Goal of the exercise: Set down the full listing exactly as given. Any pictures are to be left out.

Task input:
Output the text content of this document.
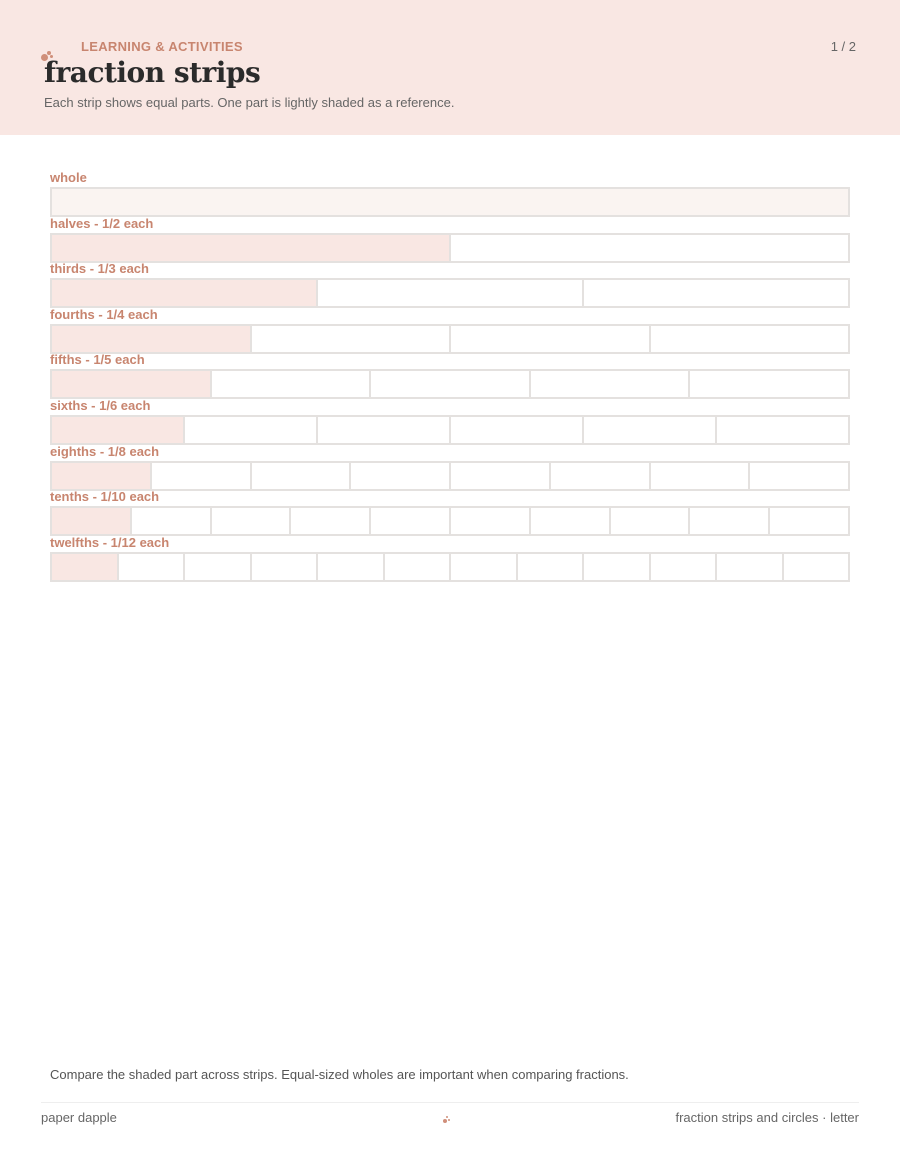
LEARNING & ACTIVITIES	1 / 2
fraction strips
Each strip shows equal parts. One part is lightly shaded as a reference.
whole
halves - 1/2 each
thirds - 1/3 each
fourths - 1/4 each
fifths - 1/5 each
sixths - 1/6 each
eighths - 1/8 each
tenths - 1/10 each
twelfths - 1/12 each
Compare the shaded part across strips. Equal-sized wholes are important when comparing fractions.
paper dapple	fraction strips and circles · letter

Expected output:
Output the text content of this document.
LEARNING & ACTIVITIES	1 / 2
fraction strips
Each strip shows equal parts. One part is lightly shaded as a reference.
whole
halves - 1/2 each
thirds - 1/3 each
fourths - 1/4 each
fifths - 1/5 each
sixths - 1/6 each
eighths - 1/8 each
tenths - 1/10 each
twelfths - 1/12 each
Compare the shaded part across strips. Equal-sized wholes are important when comparing fractions.
paper dapple	fraction strips and circles · letter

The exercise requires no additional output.